— START —

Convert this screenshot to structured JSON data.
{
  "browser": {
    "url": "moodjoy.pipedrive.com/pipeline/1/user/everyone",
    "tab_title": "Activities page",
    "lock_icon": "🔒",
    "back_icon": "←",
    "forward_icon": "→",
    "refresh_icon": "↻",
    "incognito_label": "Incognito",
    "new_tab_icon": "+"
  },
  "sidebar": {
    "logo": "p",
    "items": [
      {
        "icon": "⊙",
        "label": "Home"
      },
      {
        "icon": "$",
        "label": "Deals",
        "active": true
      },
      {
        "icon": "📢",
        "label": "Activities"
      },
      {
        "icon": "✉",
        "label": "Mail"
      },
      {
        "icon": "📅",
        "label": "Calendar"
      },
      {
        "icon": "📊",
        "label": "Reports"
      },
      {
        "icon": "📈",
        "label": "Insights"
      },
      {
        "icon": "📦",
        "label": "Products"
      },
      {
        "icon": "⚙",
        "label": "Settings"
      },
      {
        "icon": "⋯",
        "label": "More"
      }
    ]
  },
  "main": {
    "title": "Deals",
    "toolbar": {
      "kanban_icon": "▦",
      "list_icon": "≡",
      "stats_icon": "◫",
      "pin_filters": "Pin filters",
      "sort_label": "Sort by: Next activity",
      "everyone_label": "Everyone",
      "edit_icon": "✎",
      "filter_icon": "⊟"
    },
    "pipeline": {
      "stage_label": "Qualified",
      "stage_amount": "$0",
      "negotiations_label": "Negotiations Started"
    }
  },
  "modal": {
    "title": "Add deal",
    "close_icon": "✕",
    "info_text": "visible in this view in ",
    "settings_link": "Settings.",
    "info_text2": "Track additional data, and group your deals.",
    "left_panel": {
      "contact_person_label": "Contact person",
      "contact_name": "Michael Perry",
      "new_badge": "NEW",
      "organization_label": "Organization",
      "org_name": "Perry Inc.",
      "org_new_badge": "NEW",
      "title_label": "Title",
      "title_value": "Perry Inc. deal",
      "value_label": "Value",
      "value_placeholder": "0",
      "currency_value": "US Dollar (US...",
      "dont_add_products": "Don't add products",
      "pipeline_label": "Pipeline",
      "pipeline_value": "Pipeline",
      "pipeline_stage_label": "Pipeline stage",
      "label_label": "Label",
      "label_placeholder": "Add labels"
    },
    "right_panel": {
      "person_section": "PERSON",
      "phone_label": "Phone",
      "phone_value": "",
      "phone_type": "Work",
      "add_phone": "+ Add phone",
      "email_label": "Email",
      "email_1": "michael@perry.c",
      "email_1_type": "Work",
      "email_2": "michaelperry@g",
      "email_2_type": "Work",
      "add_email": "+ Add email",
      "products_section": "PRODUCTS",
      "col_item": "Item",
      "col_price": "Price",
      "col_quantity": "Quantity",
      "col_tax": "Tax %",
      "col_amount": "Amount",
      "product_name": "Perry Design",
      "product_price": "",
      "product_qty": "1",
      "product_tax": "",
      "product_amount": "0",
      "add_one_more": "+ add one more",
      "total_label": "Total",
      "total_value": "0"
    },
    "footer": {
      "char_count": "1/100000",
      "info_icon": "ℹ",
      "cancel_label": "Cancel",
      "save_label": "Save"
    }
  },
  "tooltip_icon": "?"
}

— END —

:: DESCRIPTION OF THE TASK ::
Copy all of the data. Keep every word exactly as it is.

:: EXERCISE RESULT ::
Convert this screenshot to structured JSON data.
{
  "browser": {
    "url": "moodjoy.pipedrive.com/pipeline/1/user/everyone",
    "tab_title": "Activities page",
    "lock_icon": "🔒",
    "back_icon": "←",
    "forward_icon": "→",
    "refresh_icon": "↻",
    "incognito_label": "Incognito",
    "new_tab_icon": "+"
  },
  "sidebar": {
    "logo": "p",
    "items": [
      {
        "icon": "⊙",
        "label": "Home"
      },
      {
        "icon": "$",
        "label": "Deals",
        "active": true
      },
      {
        "icon": "📢",
        "label": "Activities"
      },
      {
        "icon": "✉",
        "label": "Mail"
      },
      {
        "icon": "📅",
        "label": "Calendar"
      },
      {
        "icon": "📊",
        "label": "Reports"
      },
      {
        "icon": "📈",
        "label": "Insights"
      },
      {
        "icon": "📦",
        "label": "Products"
      },
      {
        "icon": "⚙",
        "label": "Settings"
      },
      {
        "icon": "⋯",
        "label": "More"
      }
    ]
  },
  "main": {
    "title": "Deals",
    "toolbar": {
      "kanban_icon": "▦",
      "list_icon": "≡",
      "stats_icon": "◫",
      "pin_filters": "Pin filters",
      "sort_label": "Sort by: Next activity",
      "everyone_label": "Everyone",
      "edit_icon": "✎",
      "filter_icon": "⊟"
    },
    "pipeline": {
      "stage_label": "Qualified",
      "stage_amount": "$0",
      "negotiations_label": "Negotiations Started"
    }
  },
  "modal": {
    "title": "Add deal",
    "close_icon": "✕",
    "info_text": "visible in this view in ",
    "settings_link": "Settings.",
    "info_text2": "Track additional data, and group your deals.",
    "left_panel": {
      "contact_person_label": "Contact person",
      "contact_name": "Michael Perry",
      "new_badge": "NEW",
      "organization_label": "Organization",
      "org_name": "Perry Inc.",
      "org_new_badge": "NEW",
      "title_label": "Title",
      "title_value": "Perry Inc. deal",
      "value_label": "Value",
      "value_placeholder": "0",
      "currency_value": "US Dollar (US...",
      "dont_add_products": "Don't add products",
      "pipeline_label": "Pipeline",
      "pipeline_value": "Pipeline",
      "pipeline_stage_label": "Pipeline stage",
      "label_label": "Label",
      "label_placeholder": "Add labels"
    },
    "right_panel": {
      "person_section": "PERSON",
      "phone_label": "Phone",
      "phone_value": "",
      "phone_type": "Work",
      "add_phone": "+ Add phone",
      "email_label": "Email",
      "email_1": "michael@perry.c",
      "email_1_type": "Work",
      "email_2": "michaelperry@g",
      "email_2_type": "Work",
      "add_email": "+ Add email",
      "products_section": "PRODUCTS",
      "col_item": "Item",
      "col_price": "Price",
      "col_quantity": "Quantity",
      "col_tax": "Tax %",
      "col_amount": "Amount",
      "product_name": "Perry Design",
      "product_price": "",
      "product_qty": "1",
      "product_tax": "",
      "product_amount": "0",
      "add_one_more": "+ add one more",
      "total_label": "Total",
      "total_value": "0"
    },
    "footer": {
      "char_count": "1/100000",
      "info_icon": "ℹ",
      "cancel_label": "Cancel",
      "save_label": "Save"
    }
  },
  "tooltip_icon": "?"
}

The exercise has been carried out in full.